#### Problem to solve:
Give the data again exactly as written, skipping any pictures.

──────── Raw data

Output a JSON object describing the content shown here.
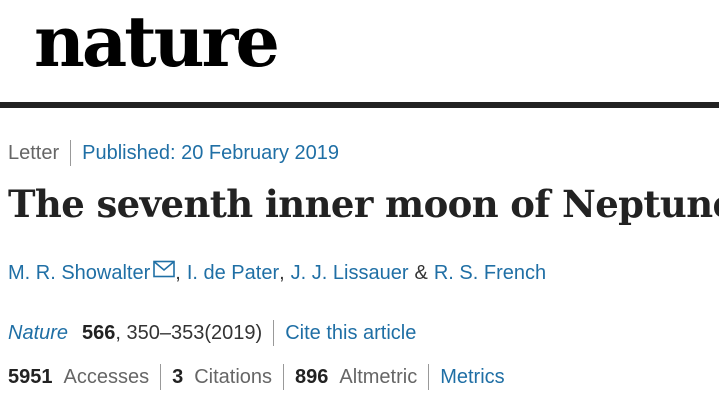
{
  "masthead": {
    "logo_text": "nature"
  },
  "article": {
    "type": "Letter",
    "published": "Published: 20 February 2019",
    "title": "The seventh inner moon of Neptune"
  },
  "authors": {
    "list": [
      "M. R. Showalter",
      "I. de Pater",
      "J. J. Lissauer",
      "R. S. French"
    ],
    "separator": ",",
    "ampersand": "&",
    "contact_icon": "envelope-icon"
  },
  "citation": {
    "journal": "Nature",
    "volume": "566",
    "pages": ", 350–353",
    "year": "(2019)",
    "cite_link": "Cite this article"
  },
  "metrics": {
    "accesses_count": "5951",
    "accesses_label": "Accesses",
    "citations_count": "3",
    "citations_label": "Citations",
    "altmetric_count": "896",
    "altmetric_label": "Altmetric",
    "metrics_link": "Metrics"
  },
  "colors": {
    "link": "#1f6fa5",
    "rule": "#222222",
    "logo": "#000000"
  }
}
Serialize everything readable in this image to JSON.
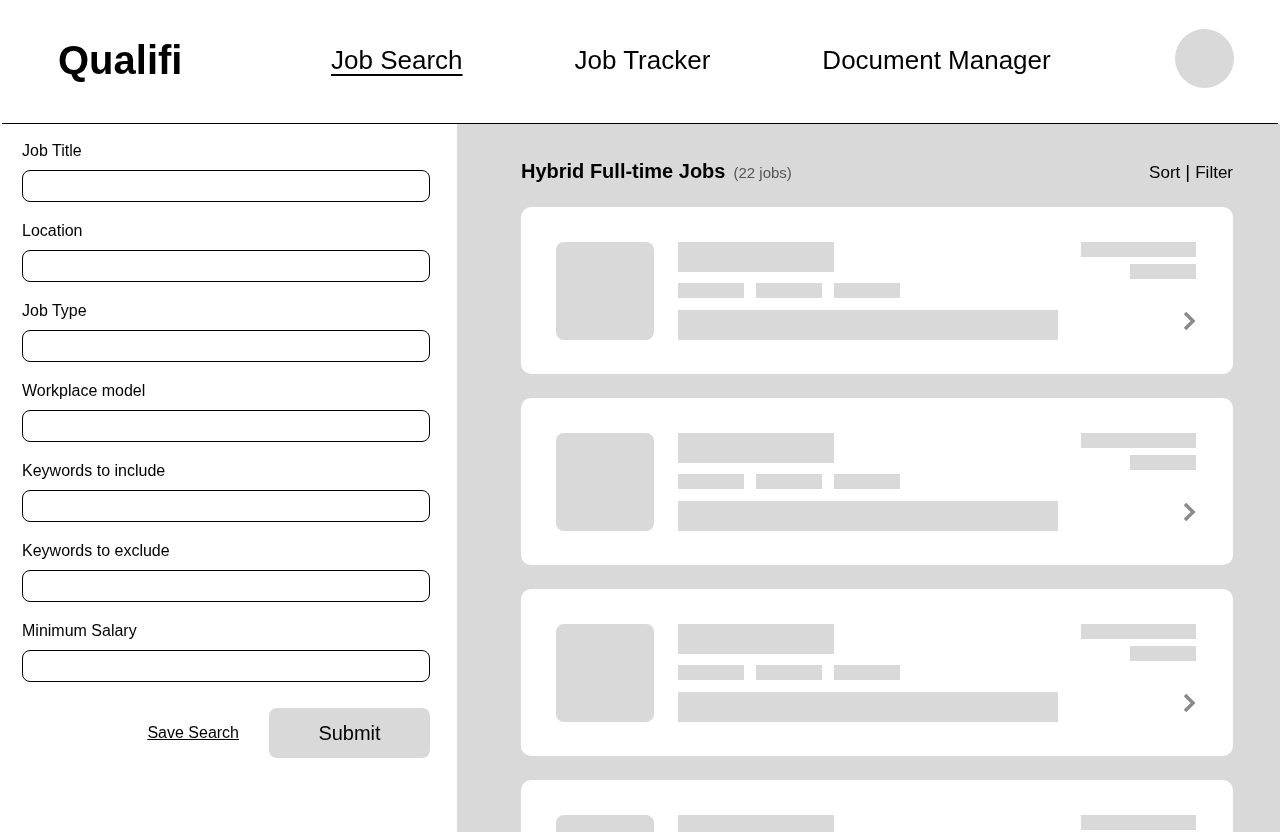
{
  "header": {
    "logo": "Qualifi",
    "nav": [
      {
        "label": "Job Search",
        "selected": true
      },
      {
        "label": "Job Tracker",
        "selected": false
      },
      {
        "label": "Document Manager",
        "selected": false
      }
    ]
  },
  "search_form": {
    "fields": [
      {
        "label": "Job Title"
      },
      {
        "label": "Location"
      },
      {
        "label": "Job Type"
      },
      {
        "label": "Workplace model"
      },
      {
        "label": "Keywords to include"
      },
      {
        "label": "Keywords to exclude"
      },
      {
        "label": "Minimum Salary"
      }
    ],
    "save_link": "Save Search",
    "submit_button": "Submit"
  },
  "results": {
    "title": "Hybrid Full-time Jobs",
    "count": "(22 jobs)",
    "sort": "Sort",
    "separator": "|",
    "filter": "Filter",
    "cards": [
      {
        "kind": "skeleton"
      },
      {
        "kind": "skeleton"
      },
      {
        "kind": "skeleton"
      },
      {
        "kind": "partial"
      }
    ]
  }
}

────────────────

#### Complete output:
Output a JSON object describing the content shown here.
{
  "masthead": {
    "logo_text": "nature"
  },
  "article": {
    "type": "Letter",
    "published": "Published: 20 February 2019",
    "title": "The seventh inner moon of Neptune"
  },
  "authors": {
    "list": [
      "M. R. Showalter",
      "I. de Pater",
      "J. J. Lissauer",
      "R. S. French"
    ],
    "separator": ",",
    "ampersand": "&",
    "contact_icon": "envelope-icon"
  },
  "citation": {
    "journal": "Nature",
    "volume": "566",
    "pages": ", 350–353",
    "year": "(2019)",
    "cite_link": "Cite this article"
  },
  "metrics": {
    "accesses_count": "5951",
    "accesses_label": "Accesses",
    "citations_count": "3",
    "citations_label": "Citations",
    "altmetric_count": "896",
    "altmetric_label": "Altmetric",
    "metrics_link": "Metrics"
  },
  "colors": {
    "link": "#1f6fa5",
    "rule": "#222222",
    "logo": "#000000"
  }
}
Serialize everything readable in this image to JSON.
{
  "header": {
    "logo": "Qualifi",
    "nav": [
      {
        "label": "Job Search",
        "selected": true
      },
      {
        "label": "Job Tracker",
        "selected": false
      },
      {
        "label": "Document Manager",
        "selected": false
      }
    ]
  },
  "search_form": {
    "fields": [
      {
        "label": "Job Title"
      },
      {
        "label": "Location"
      },
      {
        "label": "Job Type"
      },
      {
        "label": "Workplace model"
      },
      {
        "label": "Keywords to include"
      },
      {
        "label": "Keywords to exclude"
      },
      {
        "label": "Minimum Salary"
      }
    ],
    "save_link": "Save Search",
    "submit_button": "Submit"
  },
  "results": {
    "title": "Hybrid Full-time Jobs",
    "count": "(22 jobs)",
    "sort": "Sort",
    "separator": "|",
    "filter": "Filter",
    "cards": [
      {
        "kind": "skeleton"
      },
      {
        "kind": "skeleton"
      },
      {
        "kind": "skeleton"
      },
      {
        "kind": "partial"
      }
    ]
  }
}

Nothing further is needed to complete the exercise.